* What you should do
Reproduce all of the data word for word.

* Records to use
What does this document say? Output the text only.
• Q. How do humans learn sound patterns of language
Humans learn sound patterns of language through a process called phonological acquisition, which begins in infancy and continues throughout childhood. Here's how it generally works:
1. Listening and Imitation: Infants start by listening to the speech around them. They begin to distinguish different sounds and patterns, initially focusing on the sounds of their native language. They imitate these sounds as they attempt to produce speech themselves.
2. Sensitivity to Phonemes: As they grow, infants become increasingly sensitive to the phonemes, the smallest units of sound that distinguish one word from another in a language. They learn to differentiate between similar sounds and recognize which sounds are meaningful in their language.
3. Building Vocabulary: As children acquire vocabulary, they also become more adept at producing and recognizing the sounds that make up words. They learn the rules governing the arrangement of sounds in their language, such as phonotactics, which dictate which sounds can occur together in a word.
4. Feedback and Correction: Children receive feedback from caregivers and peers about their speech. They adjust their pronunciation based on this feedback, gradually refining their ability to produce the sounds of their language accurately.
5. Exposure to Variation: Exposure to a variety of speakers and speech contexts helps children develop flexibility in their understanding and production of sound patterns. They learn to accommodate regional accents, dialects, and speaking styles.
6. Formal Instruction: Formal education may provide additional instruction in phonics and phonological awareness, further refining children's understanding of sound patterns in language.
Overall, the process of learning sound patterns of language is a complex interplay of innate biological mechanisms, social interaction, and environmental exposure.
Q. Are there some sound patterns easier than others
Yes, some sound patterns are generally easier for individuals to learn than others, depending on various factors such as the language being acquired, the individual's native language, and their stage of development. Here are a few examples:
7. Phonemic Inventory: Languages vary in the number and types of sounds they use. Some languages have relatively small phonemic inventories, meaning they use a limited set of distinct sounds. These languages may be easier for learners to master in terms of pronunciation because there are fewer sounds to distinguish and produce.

* Exercise solution
What does this document say? Output the text only.
• Q. How do humans learn sound patterns of language
Humans learn sound patterns of language through a process called phonological acquisition, which begins in infancy and continues throughout childhood. Here's how it generally works:
1. Listening and Imitation: Infants start by listening to the speech around them. They begin to distinguish different sounds and patterns, initially focusing on the sounds of their native language. They imitate these sounds as they attempt to produce speech themselves.
2. Sensitivity to Phonemes: As they grow, infants become increasingly sensitive to the phonemes, the smallest units of sound that distinguish one word from another in a language. They learn to differentiate between similar sounds and recognize which sounds are meaningful in their language.
3. Building Vocabulary: As children acquire vocabulary, they also become more adept at producing and recognizing the sounds that make up words. They learn the rules governing the arrangement of sounds in their language, such as phonotactics, which dictate which sounds can occur together in a word.
4. Feedback and Correction: Children receive feedback from caregivers and peers about their speech. They adjust their pronunciation based on this feedback, gradually refining their ability to produce the sounds of their language accurately.
5. Exposure to Variation: Exposure to a variety of speakers and speech contexts helps children develop flexibility in their understanding and production of sound patterns. They learn to accommodate regional accents, dialects, and speaking styles.
6. Formal Instruction: Formal education may provide additional instruction in phonics and phonological awareness, further refining children's understanding of sound patterns in language.
Overall, the process of learning sound patterns of language is a complex interplay of innate biological mechanisms, social interaction, and environmental exposure.
Q. Are there some sound patterns easier than others
Yes, some sound patterns are generally easier for individuals to learn than others, depending on various factors such as the language being acquired, the individual's native language, and their stage of development. Here are a few examples:
7. Phonemic Inventory: Languages vary in the number and types of sounds they use. Some languages have relatively small phonemic inventories, meaning they use a limited set of distinct sounds. These languages may be easier for learners to master in terms of pronunciation because there are fewer sounds to distinguish and produce.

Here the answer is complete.